Goal of the exercise – Change "interactable" to "clickable" throughout the rows below, leaving everything else as is, and omit the pictures from your output.

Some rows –
....
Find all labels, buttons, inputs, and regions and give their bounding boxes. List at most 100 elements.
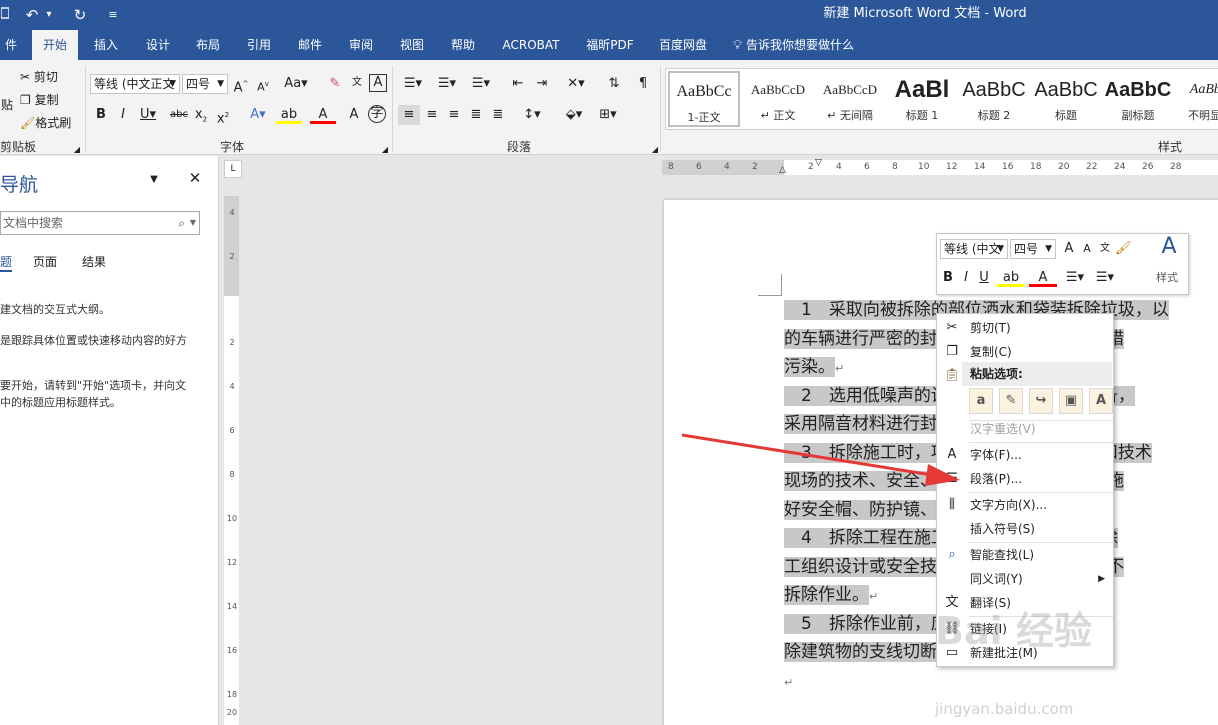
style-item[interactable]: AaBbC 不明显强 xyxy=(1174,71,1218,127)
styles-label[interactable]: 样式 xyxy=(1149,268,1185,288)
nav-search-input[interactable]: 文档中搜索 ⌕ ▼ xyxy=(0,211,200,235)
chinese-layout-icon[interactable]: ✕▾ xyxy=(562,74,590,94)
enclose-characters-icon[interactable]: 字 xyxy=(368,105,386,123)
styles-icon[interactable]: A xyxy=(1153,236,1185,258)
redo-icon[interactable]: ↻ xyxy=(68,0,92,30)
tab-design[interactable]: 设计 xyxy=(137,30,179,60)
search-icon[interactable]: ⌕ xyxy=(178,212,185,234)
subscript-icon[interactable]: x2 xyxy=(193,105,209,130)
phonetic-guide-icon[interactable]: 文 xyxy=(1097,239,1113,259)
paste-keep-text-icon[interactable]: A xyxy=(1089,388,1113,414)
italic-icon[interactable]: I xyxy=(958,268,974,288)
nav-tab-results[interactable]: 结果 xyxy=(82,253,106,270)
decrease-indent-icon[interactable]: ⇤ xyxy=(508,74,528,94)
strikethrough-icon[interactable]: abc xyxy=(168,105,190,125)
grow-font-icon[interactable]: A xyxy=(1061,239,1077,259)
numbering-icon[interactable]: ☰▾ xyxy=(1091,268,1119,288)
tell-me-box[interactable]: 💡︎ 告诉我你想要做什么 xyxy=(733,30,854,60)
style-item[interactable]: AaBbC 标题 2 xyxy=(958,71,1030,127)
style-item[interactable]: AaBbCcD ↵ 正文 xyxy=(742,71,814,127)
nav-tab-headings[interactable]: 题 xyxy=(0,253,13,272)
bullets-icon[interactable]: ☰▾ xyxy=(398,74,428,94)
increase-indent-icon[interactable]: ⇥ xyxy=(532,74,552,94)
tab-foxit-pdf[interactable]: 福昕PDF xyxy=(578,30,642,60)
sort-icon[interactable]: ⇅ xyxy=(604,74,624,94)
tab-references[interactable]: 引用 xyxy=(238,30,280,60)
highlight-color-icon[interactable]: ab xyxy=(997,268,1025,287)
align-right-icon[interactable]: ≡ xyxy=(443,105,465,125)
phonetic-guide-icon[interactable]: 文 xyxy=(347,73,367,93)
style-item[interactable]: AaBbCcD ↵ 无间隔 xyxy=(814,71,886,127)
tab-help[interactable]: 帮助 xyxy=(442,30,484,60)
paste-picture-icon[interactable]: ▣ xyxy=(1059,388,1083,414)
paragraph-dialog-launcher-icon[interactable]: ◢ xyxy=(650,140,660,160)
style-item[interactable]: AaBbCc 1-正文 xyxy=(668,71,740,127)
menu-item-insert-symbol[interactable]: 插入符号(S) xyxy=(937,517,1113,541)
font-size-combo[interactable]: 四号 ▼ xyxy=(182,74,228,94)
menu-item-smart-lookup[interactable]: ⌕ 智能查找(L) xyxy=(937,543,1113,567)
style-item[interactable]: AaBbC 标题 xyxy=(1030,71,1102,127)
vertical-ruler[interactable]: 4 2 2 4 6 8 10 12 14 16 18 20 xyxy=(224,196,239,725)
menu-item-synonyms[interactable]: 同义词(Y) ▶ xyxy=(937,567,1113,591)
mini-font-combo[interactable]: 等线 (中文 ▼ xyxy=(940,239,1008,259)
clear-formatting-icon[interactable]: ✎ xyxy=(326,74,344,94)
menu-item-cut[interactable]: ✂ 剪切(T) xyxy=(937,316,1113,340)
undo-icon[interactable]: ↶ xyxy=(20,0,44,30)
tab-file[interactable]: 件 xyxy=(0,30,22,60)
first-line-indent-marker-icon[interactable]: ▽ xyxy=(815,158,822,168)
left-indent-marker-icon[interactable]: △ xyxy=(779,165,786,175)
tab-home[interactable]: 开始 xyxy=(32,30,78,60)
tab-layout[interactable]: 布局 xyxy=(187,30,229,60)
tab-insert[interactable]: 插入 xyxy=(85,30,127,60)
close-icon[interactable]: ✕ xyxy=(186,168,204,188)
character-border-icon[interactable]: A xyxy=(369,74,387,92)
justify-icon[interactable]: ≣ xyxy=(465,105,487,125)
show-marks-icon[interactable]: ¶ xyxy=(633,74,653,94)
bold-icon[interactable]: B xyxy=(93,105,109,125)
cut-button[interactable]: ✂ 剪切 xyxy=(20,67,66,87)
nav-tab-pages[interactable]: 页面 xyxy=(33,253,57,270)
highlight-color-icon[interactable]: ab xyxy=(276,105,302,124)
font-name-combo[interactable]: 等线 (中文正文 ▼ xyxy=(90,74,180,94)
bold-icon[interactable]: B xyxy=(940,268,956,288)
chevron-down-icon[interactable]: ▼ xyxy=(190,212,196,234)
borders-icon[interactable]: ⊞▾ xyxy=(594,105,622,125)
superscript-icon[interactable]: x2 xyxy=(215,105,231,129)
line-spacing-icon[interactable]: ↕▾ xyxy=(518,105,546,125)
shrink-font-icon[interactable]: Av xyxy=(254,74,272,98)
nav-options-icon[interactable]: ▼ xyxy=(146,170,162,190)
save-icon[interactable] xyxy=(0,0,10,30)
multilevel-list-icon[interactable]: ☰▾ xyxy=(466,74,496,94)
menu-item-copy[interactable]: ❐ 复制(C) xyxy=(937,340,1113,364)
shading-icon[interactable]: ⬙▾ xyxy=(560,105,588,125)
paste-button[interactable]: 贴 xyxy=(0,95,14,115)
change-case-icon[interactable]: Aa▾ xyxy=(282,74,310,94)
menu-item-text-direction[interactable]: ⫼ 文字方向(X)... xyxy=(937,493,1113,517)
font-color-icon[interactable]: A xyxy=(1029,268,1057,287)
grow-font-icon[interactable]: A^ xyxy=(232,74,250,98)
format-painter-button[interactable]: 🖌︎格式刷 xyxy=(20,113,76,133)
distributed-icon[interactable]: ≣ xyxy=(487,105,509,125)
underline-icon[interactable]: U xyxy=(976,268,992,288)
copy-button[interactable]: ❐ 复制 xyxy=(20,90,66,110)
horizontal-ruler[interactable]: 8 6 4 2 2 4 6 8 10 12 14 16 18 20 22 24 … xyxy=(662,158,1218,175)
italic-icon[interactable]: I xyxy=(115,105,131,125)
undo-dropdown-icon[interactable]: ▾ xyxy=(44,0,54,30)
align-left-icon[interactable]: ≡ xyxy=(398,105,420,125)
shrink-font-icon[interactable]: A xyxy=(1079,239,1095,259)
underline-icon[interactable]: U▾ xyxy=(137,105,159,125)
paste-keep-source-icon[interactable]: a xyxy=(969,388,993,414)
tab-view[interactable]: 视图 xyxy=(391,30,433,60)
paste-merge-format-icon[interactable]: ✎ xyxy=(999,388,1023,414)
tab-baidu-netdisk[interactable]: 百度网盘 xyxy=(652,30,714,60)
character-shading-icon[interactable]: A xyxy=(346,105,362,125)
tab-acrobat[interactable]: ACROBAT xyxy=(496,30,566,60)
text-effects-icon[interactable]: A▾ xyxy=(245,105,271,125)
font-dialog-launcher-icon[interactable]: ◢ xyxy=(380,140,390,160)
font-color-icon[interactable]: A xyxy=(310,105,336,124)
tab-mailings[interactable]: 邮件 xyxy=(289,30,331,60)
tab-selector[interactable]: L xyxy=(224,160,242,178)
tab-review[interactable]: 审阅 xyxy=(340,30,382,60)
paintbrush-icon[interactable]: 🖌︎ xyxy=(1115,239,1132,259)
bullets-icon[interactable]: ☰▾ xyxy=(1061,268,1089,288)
....
Solution for this problem –
Find all labels, buttons, inputs, and regions and give their bounding boxes. List at most 100 elements.
style-item[clickable]: AaBbC 不明显强 xyxy=(1174,71,1218,127)
styles-label[clickable]: 样式 xyxy=(1149,268,1185,288)
nav-search-input[clickable]: 文档中搜索 ⌕ ▼ xyxy=(0,211,200,235)
chinese-layout-icon[clickable]: ✕▾ xyxy=(562,74,590,94)
enclose-characters-icon[clickable]: 字 xyxy=(368,105,386,123)
styles-icon[clickable]: A xyxy=(1153,236,1185,258)
redo-icon[clickable]: ↻ xyxy=(68,0,92,30)
tab-design[clickable]: 设计 xyxy=(137,30,179,60)
search-icon[clickable]: ⌕ xyxy=(178,212,185,234)
subscript-icon[clickable]: x2 xyxy=(193,105,209,130)
phonetic-guide-icon[clickable]: 文 xyxy=(1097,239,1113,259)
paste-keep-text-icon[clickable]: A xyxy=(1089,388,1113,414)
italic-icon[clickable]: I xyxy=(958,268,974,288)
nav-tab-results[clickable]: 结果 xyxy=(82,253,106,270)
decrease-indent-icon[clickable]: ⇤ xyxy=(508,74,528,94)
strikethrough-icon[clickable]: abc xyxy=(168,105,190,125)
grow-font-icon[clickable]: A xyxy=(1061,239,1077,259)
numbering-icon[clickable]: ☰▾ xyxy=(1091,268,1119,288)
tell-me-box[clickable]: 💡︎ 告诉我你想要做什么 xyxy=(733,30,854,60)
style-item[clickable]: AaBbC 标题 2 xyxy=(958,71,1030,127)
style-item[clickable]: AaBbCcD ↵ 正文 xyxy=(742,71,814,127)
nav-tab-headings[clickable]: 题 xyxy=(0,253,13,272)
bullets-icon[clickable]: ☰▾ xyxy=(398,74,428,94)
increase-indent-icon[clickable]: ⇥ xyxy=(532,74,552,94)
tab-foxit-pdf[clickable]: 福昕PDF xyxy=(578,30,642,60)
sort-icon[clickable]: ⇅ xyxy=(604,74,624,94)
tab-references[clickable]: 引用 xyxy=(238,30,280,60)
highlight-color-icon[clickable]: ab xyxy=(997,268,1025,287)
align-right-icon[clickable]: ≡ xyxy=(443,105,465,125)
phonetic-guide-icon[clickable]: 文 xyxy=(347,73,367,93)
style-item[clickable]: AaBbCcD ↵ 无间隔 xyxy=(814,71,886,127)
tab-help[clickable]: 帮助 xyxy=(442,30,484,60)
paste-picture-icon[clickable]: ▣ xyxy=(1059,388,1083,414)
paragraph-dialog-launcher-icon[clickable]: ◢ xyxy=(650,140,660,160)
style-item[clickable]: AaBbCc 1-正文 xyxy=(668,71,740,127)
menu-item-insert-symbol[clickable]: 插入符号(S) xyxy=(937,517,1113,541)
font-size-combo[clickable]: 四号 ▼ xyxy=(182,74,228,94)
menu-item-smart-lookup[clickable]: ⌕ 智能查找(L) xyxy=(937,543,1113,567)
style-item[clickable]: AaBbC 标题 xyxy=(1030,71,1102,127)
vertical-ruler[clickable]: 4 2 2 4 6 8 10 12 14 16 18 20 xyxy=(224,196,239,725)
menu-item-synonyms[clickable]: 同义词(Y) ▶ xyxy=(937,567,1113,591)
mini-font-combo[clickable]: 等线 (中文 ▼ xyxy=(940,239,1008,259)
clear-formatting-icon[clickable]: ✎ xyxy=(326,74,344,94)
menu-item-cut[clickable]: ✂ 剪切(T) xyxy=(937,316,1113,340)
undo-icon[clickable]: ↶ xyxy=(20,0,44,30)
tab-file[clickable]: 件 xyxy=(0,30,22,60)
first-line-indent-marker-icon[clickable]: ▽ xyxy=(815,158,822,168)
left-indent-marker-icon[clickable]: △ xyxy=(779,165,786,175)
tab-home[clickable]: 开始 xyxy=(32,30,78,60)
tab-layout[clickable]: 布局 xyxy=(187,30,229,60)
tab-insert[clickable]: 插入 xyxy=(85,30,127,60)
close-icon[clickable]: ✕ xyxy=(186,168,204,188)
character-border-icon[clickable]: A xyxy=(369,74,387,92)
justify-icon[clickable]: ≣ xyxy=(465,105,487,125)
show-marks-icon[clickable]: ¶ xyxy=(633,74,653,94)
bold-icon[clickable]: B xyxy=(93,105,109,125)
cut-button[clickable]: ✂ 剪切 xyxy=(20,67,66,87)
nav-tab-pages[clickable]: 页面 xyxy=(33,253,57,270)
highlight-color-icon[clickable]: ab xyxy=(276,105,302,124)
font-name-combo[clickable]: 等线 (中文正文 ▼ xyxy=(90,74,180,94)
bold-icon[clickable]: B xyxy=(940,268,956,288)
chevron-down-icon[clickable]: ▼ xyxy=(190,212,196,234)
borders-icon[clickable]: ⊞▾ xyxy=(594,105,622,125)
superscript-icon[clickable]: x2 xyxy=(215,105,231,129)
line-spacing-icon[clickable]: ↕▾ xyxy=(518,105,546,125)
shrink-font-icon[clickable]: Av xyxy=(254,74,272,98)
nav-options-icon[clickable]: ▼ xyxy=(146,170,162,190)
save-icon[clickable] xyxy=(0,0,10,30)
multilevel-list-icon[clickable]: ☰▾ xyxy=(466,74,496,94)
menu-item-copy[clickable]: ❐ 复制(C) xyxy=(937,340,1113,364)
shading-icon[clickable]: ⬙▾ xyxy=(560,105,588,125)
paste-button[clickable]: 贴 xyxy=(0,95,14,115)
change-case-icon[clickable]: Aa▾ xyxy=(282,74,310,94)
menu-item-text-direction[clickable]: ⫼ 文字方向(X)... xyxy=(937,493,1113,517)
font-color-icon[clickable]: A xyxy=(1029,268,1057,287)
grow-font-icon[clickable]: A^ xyxy=(232,74,250,98)
format-painter-button[clickable]: 🖌︎格式刷 xyxy=(20,113,76,133)
distributed-icon[clickable]: ≣ xyxy=(487,105,509,125)
underline-icon[clickable]: U xyxy=(976,268,992,288)
copy-button[clickable]: ❐ 复制 xyxy=(20,90,66,110)
horizontal-ruler[clickable]: 8 6 4 2 2 4 6 8 10 12 14 16 18 20 22 24 … xyxy=(662,158,1218,175)
italic-icon[clickable]: I xyxy=(115,105,131,125)
undo-dropdown-icon[clickable]: ▾ xyxy=(44,0,54,30)
align-left-icon[clickable]: ≡ xyxy=(398,105,420,125)
shrink-font-icon[clickable]: A xyxy=(1079,239,1095,259)
underline-icon[clickable]: U▾ xyxy=(137,105,159,125)
paste-keep-source-icon[clickable]: a xyxy=(969,388,993,414)
tab-view[clickable]: 视图 xyxy=(391,30,433,60)
paste-merge-format-icon[clickable]: ✎ xyxy=(999,388,1023,414)
tab-baidu-netdisk[clickable]: 百度网盘 xyxy=(652,30,714,60)
character-shading-icon[clickable]: A xyxy=(346,105,362,125)
tab-acrobat[clickable]: ACROBAT xyxy=(496,30,566,60)
text-effects-icon[clickable]: A▾ xyxy=(245,105,271,125)
font-dialog-launcher-icon[clickable]: ◢ xyxy=(380,140,390,160)
font-color-icon[clickable]: A xyxy=(310,105,336,124)
tab-mailings[clickable]: 邮件 xyxy=(289,30,331,60)
tab-selector[clickable]: L xyxy=(224,160,242,178)
tab-review[clickable]: 审阅 xyxy=(340,30,382,60)
paintbrush-icon[clickable]: 🖌︎ xyxy=(1115,239,1132,259)
bullets-icon[clickable]: ☰▾ xyxy=(1061,268,1089,288)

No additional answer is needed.